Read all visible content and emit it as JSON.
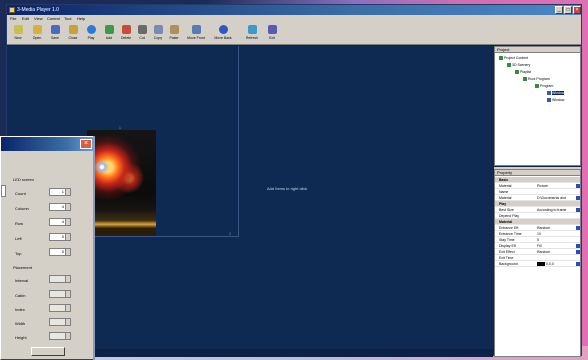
{
  "window": {
    "title": "3-Media Player 1.0"
  },
  "menu": [
    "File",
    "Edit",
    "View",
    "Control",
    "Tool",
    "Help"
  ],
  "toolbar": [
    {
      "label": "New",
      "icon": "new-file-icon",
      "color": "#c8c050"
    },
    {
      "label": "Open",
      "icon": "open-folder-icon",
      "color": "#d8b040"
    },
    {
      "label": "Save",
      "icon": "save-icon",
      "color": "#4a6ac0"
    },
    {
      "label": "Close",
      "icon": "close-file-icon",
      "color": "#c8a040"
    },
    {
      "label": "Play",
      "icon": "play-icon",
      "color": "#2a7ad8"
    },
    {
      "label": "Add",
      "icon": "add-icon",
      "color": "#3a9a4a"
    },
    {
      "label": "Delete",
      "icon": "delete-icon",
      "color": "#c84a3a"
    },
    {
      "label": "Cut",
      "icon": "cut-icon",
      "color": "#6a6a6a"
    },
    {
      "label": "Copy",
      "icon": "copy-icon",
      "color": "#7a8ab0"
    },
    {
      "label": "Paste",
      "icon": "paste-icon",
      "color": "#b0905a"
    },
    {
      "label": "Move Front",
      "icon": "move-front-icon",
      "color": "#5a7ab0"
    },
    {
      "label": "Move Back",
      "icon": "move-back-icon",
      "color": "#2a5ac0"
    },
    {
      "label": "Refresh",
      "icon": "refresh-icon",
      "color": "#3a9ac8"
    },
    {
      "label": "Exit",
      "icon": "exit-icon",
      "color": "#5a5ab0"
    }
  ],
  "canvas": {
    "center_label": "Add Items to right click",
    "top_tag": "1",
    "corner_tag": "2"
  },
  "project_pane": {
    "header": "Project",
    "tree": [
      {
        "label": "Project Content"
      },
      {
        "label": "3D Scenery"
      },
      {
        "label": "Playlist"
      },
      {
        "label": "Root Program"
      },
      {
        "label": "Program"
      },
      {
        "label": "Window",
        "selected": true
      },
      {
        "label": "Window"
      }
    ]
  },
  "properties_pane": {
    "header": "Property",
    "rows": [
      {
        "group": true,
        "key": "Basic"
      },
      {
        "key": "Material",
        "value": "Picture"
      },
      {
        "key": "Name",
        "value": ""
      },
      {
        "key": "Material",
        "value": "D:\\Documents and"
      },
      {
        "group": true,
        "key": "Play"
      },
      {
        "key": "Best Size",
        "value": "According to frame"
      },
      {
        "key": "Depend Play",
        "value": ""
      },
      {
        "group": true,
        "key": "Material"
      },
      {
        "key": "Entrance Eff.",
        "value": "Random"
      },
      {
        "key": "Entrance Time",
        "value": "10"
      },
      {
        "key": "Stay Time",
        "value": "5"
      },
      {
        "key": "Display Eff.",
        "value": "Fill"
      },
      {
        "key": "Exit Effect",
        "value": "Random"
      },
      {
        "key": "Exit Time",
        "value": ""
      },
      {
        "key": "Background",
        "value": "0,0,0"
      }
    ]
  },
  "dialog": {
    "title": "",
    "section1": "LED screen",
    "fields": [
      {
        "label": "Count",
        "value": "1"
      },
      {
        "label": "Column",
        "value": "4"
      },
      {
        "label": "Row",
        "value": "4"
      },
      {
        "label": "Left",
        "value": "0"
      },
      {
        "label": "Top",
        "value": "0"
      }
    ],
    "section2": "Placement",
    "fields2": [
      {
        "label": "Interval",
        "value": ""
      },
      {
        "label": "Cabin",
        "value": ""
      },
      {
        "label": "Index",
        "value": ""
      },
      {
        "label": "Width",
        "value": ""
      },
      {
        "label": "Height",
        "value": ""
      }
    ]
  },
  "colors": {
    "workspace": "#0e2a52",
    "titlebar": "#0a246a",
    "chrome": "#d4d0c8",
    "selection": "#0a246a"
  }
}
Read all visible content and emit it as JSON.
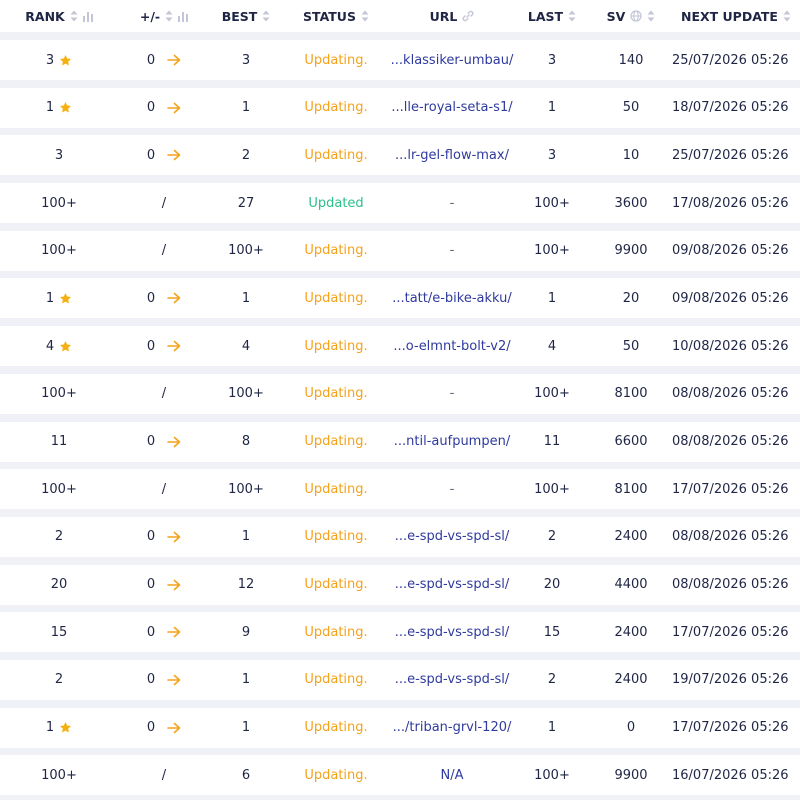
{
  "colors": {
    "updating": "#f5a21b",
    "updated": "#2bbf8a",
    "url": "#2f3a9e",
    "star": "#f5b014",
    "arrow": "#f5a21b"
  },
  "headers": {
    "rank": "RANK",
    "change": "+/-",
    "best": "BEST",
    "status": "STATUS",
    "url": "URL",
    "last": "LAST",
    "sv": "SV",
    "next_update": "NEXT UPDATE"
  },
  "rows": [
    {
      "rank": "3",
      "starred": true,
      "change": "0",
      "arrow": true,
      "best": "3",
      "status": "Updating.",
      "url": "...klassiker-umbau/",
      "last": "3",
      "sv": "140",
      "next_update": "25/07/2026 05:26"
    },
    {
      "rank": "1",
      "starred": true,
      "change": "0",
      "arrow": true,
      "best": "1",
      "status": "Updating.",
      "url": "...lle-royal-seta-s1/",
      "last": "1",
      "sv": "50",
      "next_update": "18/07/2026 05:26"
    },
    {
      "rank": "3",
      "starred": false,
      "change": "0",
      "arrow": true,
      "best": "2",
      "status": "Updating.",
      "url": "...lr-gel-flow-max/",
      "last": "3",
      "sv": "10",
      "next_update": "25/07/2026 05:26"
    },
    {
      "rank": "100+",
      "starred": false,
      "change": "/",
      "arrow": false,
      "best": "27",
      "status": "Updated",
      "url": "-",
      "last": "100+",
      "sv": "3600",
      "next_update": "17/08/2026 05:26"
    },
    {
      "rank": "100+",
      "starred": false,
      "change": "/",
      "arrow": false,
      "best": "100+",
      "status": "Updating.",
      "url": "-",
      "last": "100+",
      "sv": "9900",
      "next_update": "09/08/2026 05:26"
    },
    {
      "rank": "1",
      "starred": true,
      "change": "0",
      "arrow": true,
      "best": "1",
      "status": "Updating.",
      "url": "...tatt/e-bike-akku/",
      "last": "1",
      "sv": "20",
      "next_update": "09/08/2026 05:26"
    },
    {
      "rank": "4",
      "starred": true,
      "change": "0",
      "arrow": true,
      "best": "4",
      "status": "Updating.",
      "url": "...o-elmnt-bolt-v2/",
      "last": "4",
      "sv": "50",
      "next_update": "10/08/2026 05:26"
    },
    {
      "rank": "100+",
      "starred": false,
      "change": "/",
      "arrow": false,
      "best": "100+",
      "status": "Updating.",
      "url": "-",
      "last": "100+",
      "sv": "8100",
      "next_update": "08/08/2026 05:26"
    },
    {
      "rank": "11",
      "starred": false,
      "change": "0",
      "arrow": true,
      "best": "8",
      "status": "Updating.",
      "url": "...ntil-aufpumpen/",
      "last": "11",
      "sv": "6600",
      "next_update": "08/08/2026 05:26"
    },
    {
      "rank": "100+",
      "starred": false,
      "change": "/",
      "arrow": false,
      "best": "100+",
      "status": "Updating.",
      "url": "-",
      "last": "100+",
      "sv": "8100",
      "next_update": "17/07/2026 05:26"
    },
    {
      "rank": "2",
      "starred": false,
      "change": "0",
      "arrow": true,
      "best": "1",
      "status": "Updating.",
      "url": "...e-spd-vs-spd-sl/",
      "last": "2",
      "sv": "2400",
      "next_update": "08/08/2026 05:26"
    },
    {
      "rank": "20",
      "starred": false,
      "change": "0",
      "arrow": true,
      "best": "12",
      "status": "Updating.",
      "url": "...e-spd-vs-spd-sl/",
      "last": "20",
      "sv": "4400",
      "next_update": "08/08/2026 05:26"
    },
    {
      "rank": "15",
      "starred": false,
      "change": "0",
      "arrow": true,
      "best": "9",
      "status": "Updating.",
      "url": "...e-spd-vs-spd-sl/",
      "last": "15",
      "sv": "2400",
      "next_update": "17/07/2026 05:26"
    },
    {
      "rank": "2",
      "starred": false,
      "change": "0",
      "arrow": true,
      "best": "1",
      "status": "Updating.",
      "url": "...e-spd-vs-spd-sl/",
      "last": "2",
      "sv": "2400",
      "next_update": "19/07/2026 05:26"
    },
    {
      "rank": "1",
      "starred": true,
      "change": "0",
      "arrow": true,
      "best": "1",
      "status": "Updating.",
      "url": ".../triban-grvl-120/",
      "last": "1",
      "sv": "0",
      "next_update": "17/07/2026 05:26"
    },
    {
      "rank": "100+",
      "starred": false,
      "change": "/",
      "arrow": false,
      "best": "6",
      "status": "Updating.",
      "url": "N/A",
      "last": "100+",
      "sv": "9900",
      "next_update": "16/07/2026 05:26"
    }
  ]
}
========
**Problem requirements:**
Return the number of lines that include the word "Time", and nothing else.

**Correct response:**
3